## WHAT TO DO
Exclude all pictures, then copy each of the records exactly as written.
---------- RECORDS SUPPLIED
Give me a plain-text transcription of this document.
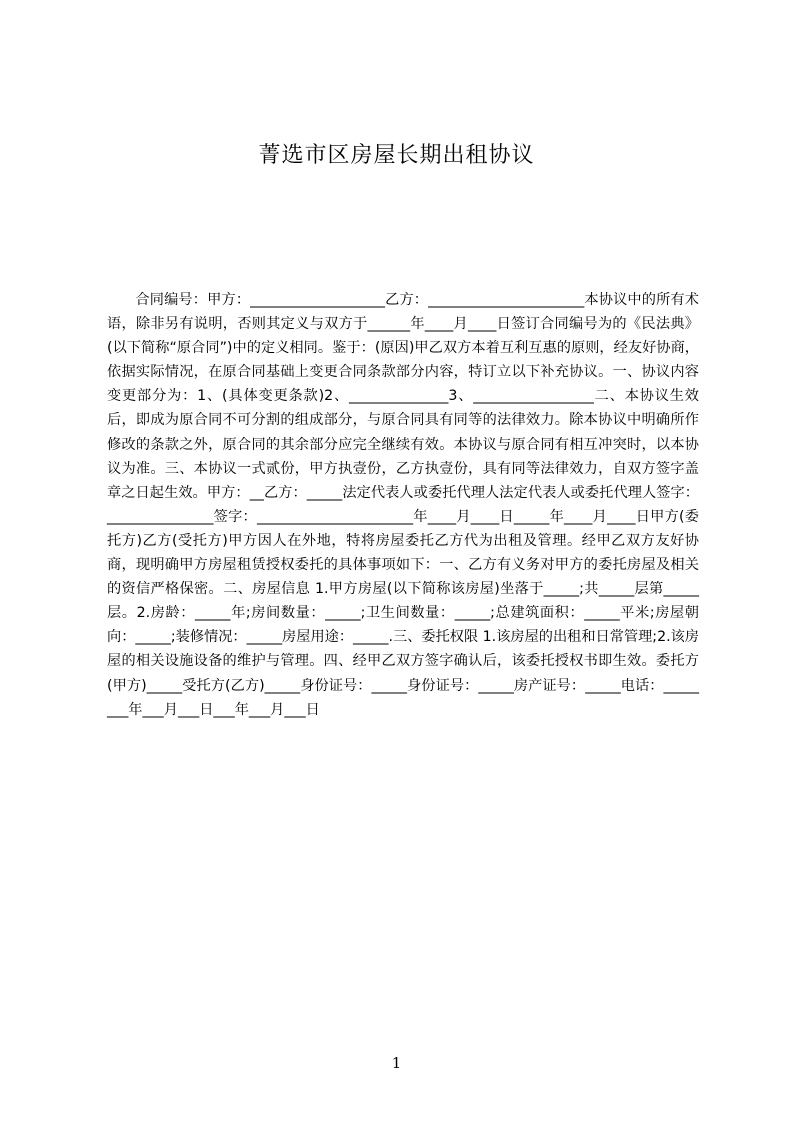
菁选市区房屋长期出租协议

合同编号：甲方：___________________乙方：______________________本协议中的所有术语，除非另有说明，否则其定义与双方于______年____月____日签订合同编号为的《民法典》(以下简称“原合同”)中的定义相同。鉴于：(原因)甲乙双方本着互利互惠的原则，经友好协商，依据实际情况，在原合同基础上变更合同条款部分内容，特订立以下补充协议。一、协议内容变更部分为：1、(具体变更条款)2、______________3、_________________二、本协议生效后，即成为原合同不可分割的组成部分，与原合同具有同等的法律效力。除本协议中明确所作修改的条款之外，原合同的其余部分应完全继续有效。本协议与原合同有相互冲突时，以本协议为准。三、本协议一式贰份，甲方执壹份，乙方执壹份，具有同等法律效力，自双方签字盖章之日起生效。甲方：__乙方：_____法定代表人或委托代理人法定代表人或委托代理人签字：_______________签字：______________________年____月____日_____年____月____日甲方(委托方)乙方(受托方)甲方因人在外地，特将房屋委托乙方代为出租及管理。经甲乙双方友好协商，现明确甲方房屋租赁授权委托的具体事项如下：一、乙方有义务对甲方的委托房屋及相关的资信严格保密。二、房屋信息 1.甲方房屋(以下简称该房屋)坐落于_____;共_____层第_____层。2.房龄：_____年;房间数量：_____;卫生间数量：_____;总建筑面积：_____平米;房屋朝向：_____;装修情况：_____房屋用途：_____.三、委托权限 1.该房屋的出租和日常管理;2.该房屋的相关设施设备的维护与管理。四、经甲乙双方签字确认后，该委托授权书即生效。委托方(甲方)_____受托方(乙方)_____身份证号：_____身份证号：_____房产证号：_____电话：________年___月___日___年___月___日

1
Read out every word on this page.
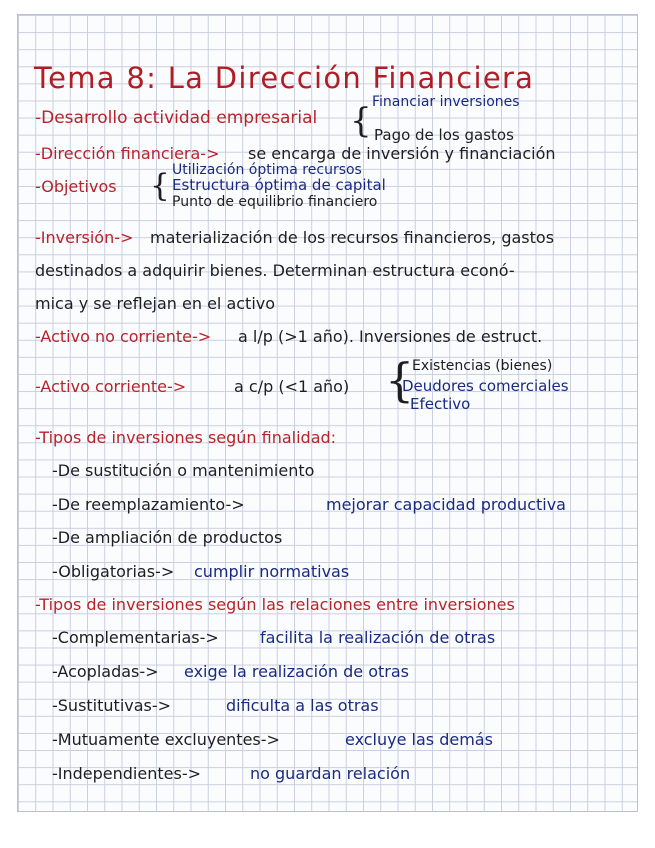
Tema 8: La Dirección Financiera
-Desarrollo actividad empresarial { Financiar inversiones
Pago de los gastos
-Dirección financiera-> se encarga de inversión y financiación
Utilización óptima recursos
-Objetivos { Estructura óptima de capital
Punto de equilibrio financiero
-Inversión-> materialización de los recursos financieros, gastos
destinados a adquirir bienes. Determinan estructura econó-
mica y se reflejan en el activo
-Activo no corriente-> a l/p (>1 año). Inversiones de estruct.
Existencias (bienes)
-Activo corriente->	a c/p (<1 año) {
Deudores comerciales
Efectivo
-Tipos de inversiones según finalidad:
-De sustitución o mantenimiento
-De reemplazamiento->	mejorar capacidad productiva
-De ampliación de productos
-Obligatorias-> cumplir normativas
-Tipos de inversiones según las relaciones entre inversiones
-Complementarias->	facilita la realización de otras
-Acopladas-> exige la realización de otras
-Sustitutivas->	dificulta a las otras
-Mutuamente excluyentes->	excluye las demás
-Independientes->	no guardan relación
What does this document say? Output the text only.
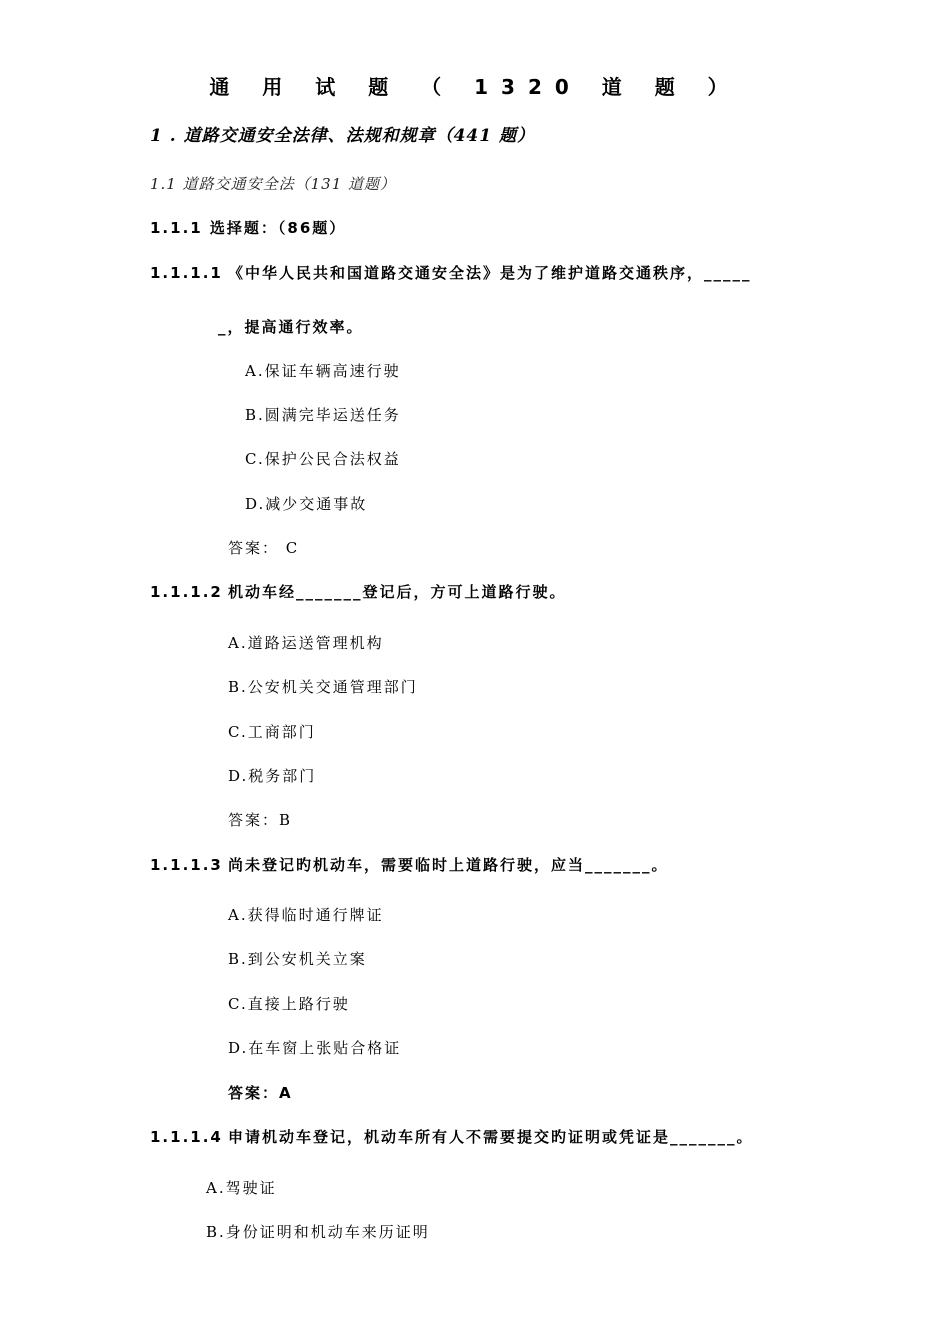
通 用 试 题 （ 1320 道 题 ）
1 . 道路交通安全法律、法规和规章（441 题）
1.1 道路交通安全法（131 道题）
1.1.1 选择题：（86题）
1.1.1.1 《中华人民共和国道路交通安全法》是为了维护道路交通秩序，_____
_，提高通行效率。
A.保证车辆高速行驶
B.圆满完毕运送任务
C.保护公民合法权益
D.减少交通事故
答案： C
1.1.1.2 机动车经_______登记后，方可上道路行驶。
A.道路运送管理机构
B.公安机关交通管理部门
C.工商部门
D.税务部门
答案：B
1.1.1.3 尚未登记旳机动车，需要临时上道路行驶，应当_______。
A.获得临时通行牌证
B.到公安机关立案
C.直接上路行驶
D.在车窗上张贴合格证
答案：A
1.1.1.4 申请机动车登记，机动车所有人不需要提交旳证明或凭证是_______。
A.驾驶证
B.身份证明和机动车来历证明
--------------------
## COMPLETED TASK
Give me a plain-text transcription of this document.
菁选市区房屋长期出租协议

合同编号：甲方：___________________乙方：______________________本协议中的所有术语，除非另有说明，否则其定义与双方于______年____月____日签订合同编号为的《民法典》(以下简称“原合同”)中的定义相同。鉴于：(原因)甲乙双方本着互利互惠的原则，经友好协商，依据实际情况，在原合同基础上变更合同条款部分内容，特订立以下补充协议。一、协议内容变更部分为：1、(具体变更条款)2、______________3、_________________二、本协议生效后，即成为原合同不可分割的组成部分，与原合同具有同等的法律效力。除本协议中明确所作修改的条款之外，原合同的其余部分应完全继续有效。本协议与原合同有相互冲突时，以本协议为准。三、本协议一式贰份，甲方执壹份，乙方执壹份，具有同等法律效力，自双方签字盖章之日起生效。甲方：__乙方：_____法定代表人或委托代理人法定代表人或委托代理人签字：_______________签字：______________________年____月____日_____年____月____日甲方(委托方)乙方(受托方)甲方因人在外地，特将房屋委托乙方代为出租及管理。经甲乙双方友好协商，现明确甲方房屋租赁授权委托的具体事项如下：一、乙方有义务对甲方的委托房屋及相关的资信严格保密。二、房屋信息 1.甲方房屋(以下简称该房屋)坐落于_____;共_____层第_____层。2.房龄：_____年;房间数量：_____;卫生间数量：_____;总建筑面积：_____平米;房屋朝向：_____;装修情况：_____房屋用途：_____.三、委托权限 1.该房屋的出租和日常管理;2.该房屋的相关设施设备的维护与管理。四、经甲乙双方签字确认后，该委托授权书即生效。委托方(甲方)_____受托方(乙方)_____身份证号：_____身份证号：_____房产证号：_____电话：________年___月___日___年___月___日

1
Read out every word on this page.
Tema 8: La Dirección Financiera
-Desarrollo actividad empresarial { Financiar inversiones
Pago de los gastos
-Dirección financiera-> se encarga de inversión y financiación
Utilización óptima recursos
-Objetivos { Estructura óptima de capital
Punto de equilibrio financiero
-Inversión-> materialización de los recursos financieros, gastos
destinados a adquirir bienes. Determinan estructura econó-
mica y se reflejan en el activo
-Activo no corriente-> a l/p (>1 año). Inversiones de estruct.
Existencias (bienes)
-Activo corriente->	a c/p (<1 año) {
Deudores comerciales
Efectivo
-Tipos de inversiones según finalidad:
-De sustitución o mantenimiento
-De reemplazamiento->	mejorar capacidad productiva
-De ampliación de productos
-Obligatorias-> cumplir normativas
-Tipos de inversiones según las relaciones entre inversiones
-Complementarias->	facilita la realización de otras
-Acopladas-> exige la realización de otras
-Sustitutivas->	dificulta a las otras
-Mutuamente excluyentes->	excluye las demás
-Independientes->	no guardan relación
What does this document say? Output the text only.
通 用 试 题 （ 1320 道 题 ）
1 . 道路交通安全法律、法规和规章（441 题）
1.1 道路交通安全法（131 道题）
1.1.1 选择题：（86题）
1.1.1.1 《中华人民共和国道路交通安全法》是为了维护道路交通秩序，_____
_，提高通行效率。
A.保证车辆高速行驶
B.圆满完毕运送任务
C.保护公民合法权益
D.减少交通事故
答案： C
1.1.1.2 机动车经_______登记后，方可上道路行驶。
A.道路运送管理机构
B.公安机关交通管理部门
C.工商部门
D.税务部门
答案：B
1.1.1.3 尚未登记旳机动车，需要临时上道路行驶，应当_______。
A.获得临时通行牌证
B.到公安机关立案
C.直接上路行驶
D.在车窗上张贴合格证
答案：A
1.1.1.4 申请机动车登记，机动车所有人不需要提交旳证明或凭证是_______。
A.驾驶证
B.身份证明和机动车来历证明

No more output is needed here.